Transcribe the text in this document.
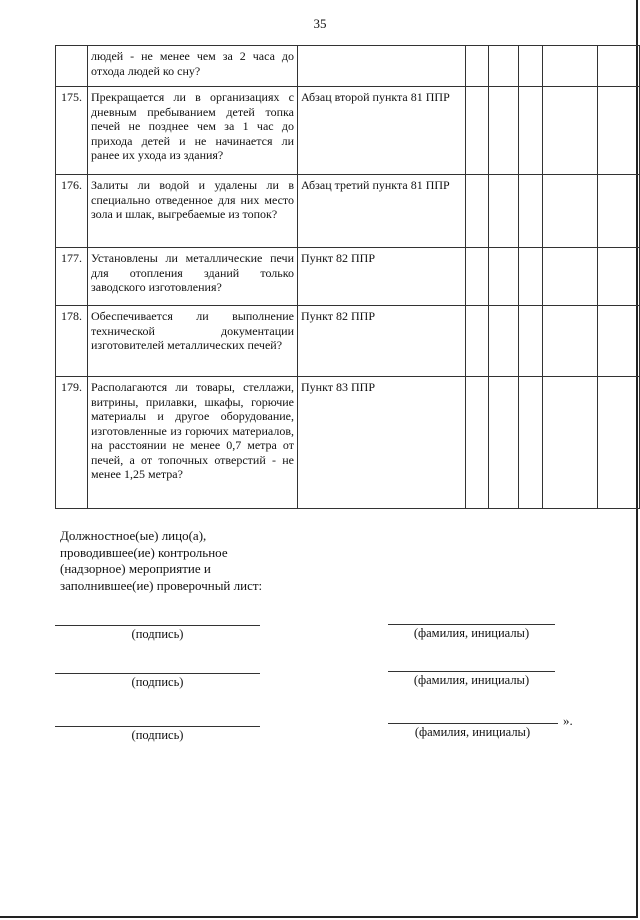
35
	людей - не менее чем за 2 часа до отхода людей ко сну?						
175.	Прекращается ли в организациях с дневным пребыванием детей топка печей не позднее чем за 1 час до прихода детей и не начинается ли ранее их ухода из здания?	Абзац второй пункта 81 ППР					
176.	Залиты ли водой и удалены ли в специально отведенное для них место зола и шлак, выгребаемые из топок?	Абзац третий пункта 81 ППР					
177.	Установлены ли металлические печи для отопления зданий только заводского изготовления?	Пункт 82 ППР					
178.	Обеспечивается ли выполнение технической документации изготовителей металлических печей?	Пункт 82 ППР					
179.	Располагаются ли товары, стеллажи, витрины, прилавки, шкафы, горючие материалы и другое оборудование, изготовленные из горючих материалов, на расстоянии не менее 0,7 метра от печей, а от топочных отверстий - не менее 1,25 метра?	Пункт 83 ППР					
Должностное(ые) лицо(а),
проводившее(ие) контрольное
(надзорное) мероприятие и
заполнившее(ие) проверочный лист:
(подпись)	(фамилия, инициалы)
(подпись)	(фамилия, инициалы)
(подпись)	(фамилия, инициалы)
».
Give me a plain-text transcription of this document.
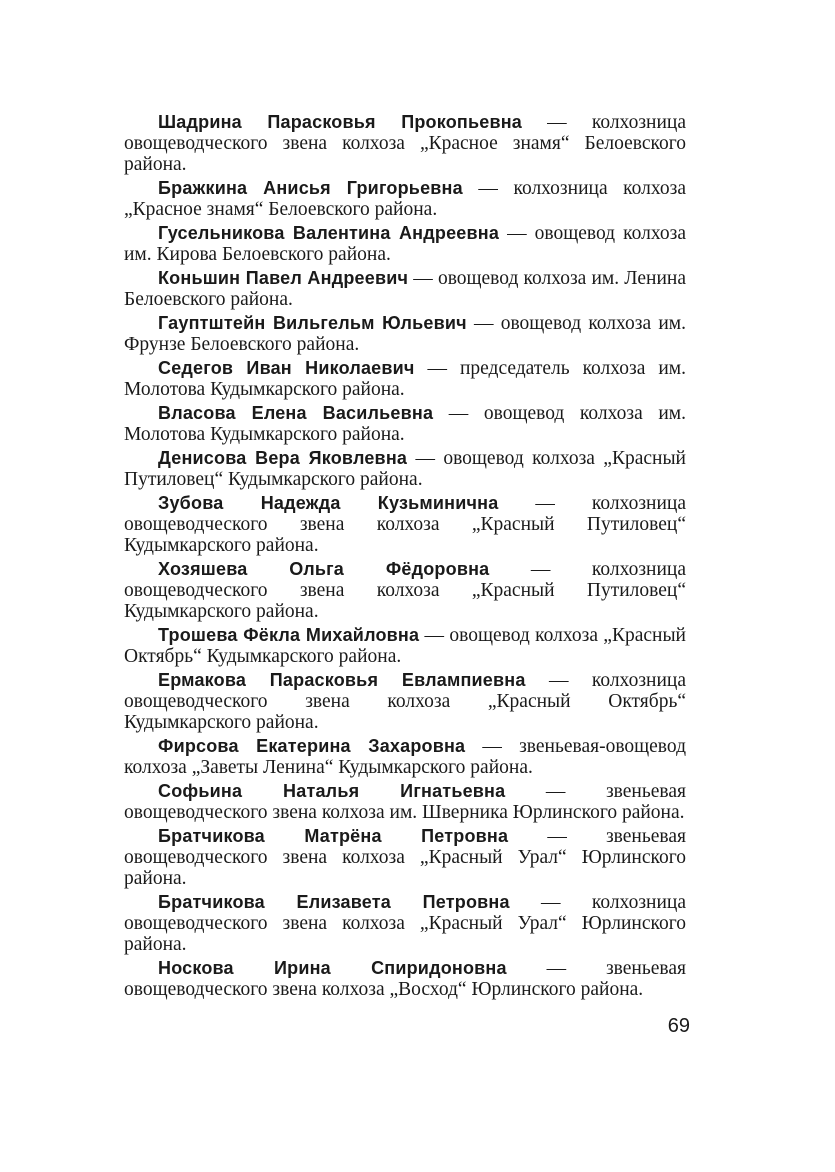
Шадрина Парасковья Прокопьевна — колхозница овощеводческого звена колхоза „Красное знамя“ Белоевского района.

Бражкина Анисья Григорьевна — колхозница колхоза „Красное знамя“ Белоевского района.

Гусельникова Валентина Андреевна — овощевод колхоза им. Кирова Белоевского района.

Коньшин Павел Андреевич — овощевод колхоза им. Ленина Белоевского района.

Гауптштейн Вильгельм Юльевич — овощевод колхоза им. Фрунзе Белоевского района.

Седегов Иван Николаевич — председатель колхоза им. Молотова Кудымкарского района.

Власова Елена Васильевна — овощевод колхоза им. Молотова Кудымкарского района.

Денисова Вера Яковлевна — овощевод колхоза „Красный Путиловец“ Кудымкарского района.

Зубова Надежда Кузьминична — колхозница овощеводческого звена колхоза „Красный Путиловец“ Кудымкарского района.

Хозяшева Ольга Фёдоровна — колхозница овощеводческого звена колхоза „Красный Путиловец“ Кудымкарского района.

Трошева Фёкла Михайловна — овощевод колхоза „Красный Октябрь“ Кудымкарского района.

Ермакова Парасковья Евлампиевна — колхозница овощеводческого звена колхоза „Красный Октябрь“ Кудымкарского района.

Фирсова Екатерина Захаровна — звеньевая-овощевод колхоза „Заветы Ленина“ Кудымкарского района.

Софьина Наталья Игнатьевна — звеньевая овощеводческого звена колхоза им. Шверника Юрлинского района.

Братчикова Матрёна Петровна — звеньевая овощеводческого звена колхоза „Красный Урал“ Юрлинского района.

Братчикова Елизавета Петровна — колхозница овощеводческого звена колхоза „Красный Урал“ Юрлинского района.

Носкова Ирина Спиридоновна — звеньевая овощеводческого звена колхоза „Восход“ Юрлинского района.

69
···
Your objective — Repeat the records above exactly, leaving out the pictures.

Answer for the task —
Transcribe the text in this document.
35
	людей - не менее чем за 2 часа до отхода людей ко сну?						
175.	Прекращается ли в организациях с дневным пребыванием детей топка печей не позднее чем за 1 час до прихода детей и не начинается ли ранее их ухода из здания?	Абзац второй пункта 81 ППР					
176.	Залиты ли водой и удалены ли в специально отведенное для них место зола и шлак, выгребаемые из топок?	Абзац третий пункта 81 ППР					
177.	Установлены ли металлические печи для отопления зданий только заводского изготовления?	Пункт 82 ППР					
178.	Обеспечивается ли выполнение технической документации изготовителей металлических печей?	Пункт 82 ППР					
179.	Располагаются ли товары, стеллажи, витрины, прилавки, шкафы, горючие материалы и другое оборудование, изготовленные из горючих материалов, на расстоянии не менее 0,7 метра от печей, а от топочных отверстий - не менее 1,25 метра?	Пункт 83 ППР					
Должностное(ые) лицо(а),
проводившее(ие) контрольное
(надзорное) мероприятие и
заполнившее(ие) проверочный лист:
(подпись)	(фамилия, инициалы)
(подпись)	(фамилия, инициалы)
(подпись)	(фамилия, инициалы)
».
Give me a plain-text transcription of this document.
Шадрина Парасковья Прокопьевна — колхозница овощеводческого звена колхоза „Красное знамя“ Белоевского района.

Бражкина Анисья Григорьевна — колхозница колхоза „Красное знамя“ Белоевского района.

Гусельникова Валентина Андреевна — овощевод колхоза им. Кирова Белоевского района.

Коньшин Павел Андреевич — овощевод колхоза им. Ленина Белоевского района.

Гауптштейн Вильгельм Юльевич — овощевод колхоза им. Фрунзе Белоевского района.

Седегов Иван Николаевич — председатель колхоза им. Молотова Кудымкарского района.

Власова Елена Васильевна — овощевод колхоза им. Молотова Кудымкарского района.

Денисова Вера Яковлевна — овощевод колхоза „Красный Путиловец“ Кудымкарского района.

Зубова Надежда Кузьминична — колхозница овощеводческого звена колхоза „Красный Путиловец“ Кудымкарского района.

Хозяшева Ольга Фёдоровна — колхозница овощеводческого звена колхоза „Красный Путиловец“ Кудымкарского района.

Трошева Фёкла Михайловна — овощевод колхоза „Красный Октябрь“ Кудымкарского района.

Ермакова Парасковья Евлампиевна — колхозница овощеводческого звена колхоза „Красный Октябрь“ Кудымкарского района.

Фирсова Екатерина Захаровна — звеньевая-овощевод колхоза „Заветы Ленина“ Кудымкарского района.

Софьина Наталья Игнатьевна — звеньевая овощеводческого звена колхоза им. Шверника Юрлинского района.

Братчикова Матрёна Петровна — звеньевая овощеводческого звена колхоза „Красный Урал“ Юрлинского района.

Братчикова Елизавета Петровна — колхозница овощеводческого звена колхоза „Красный Урал“ Юрлинского района.

Носкова Ирина Спиридоновна — звеньевая овощеводческого звена колхоза „Восход“ Юрлинского района.

69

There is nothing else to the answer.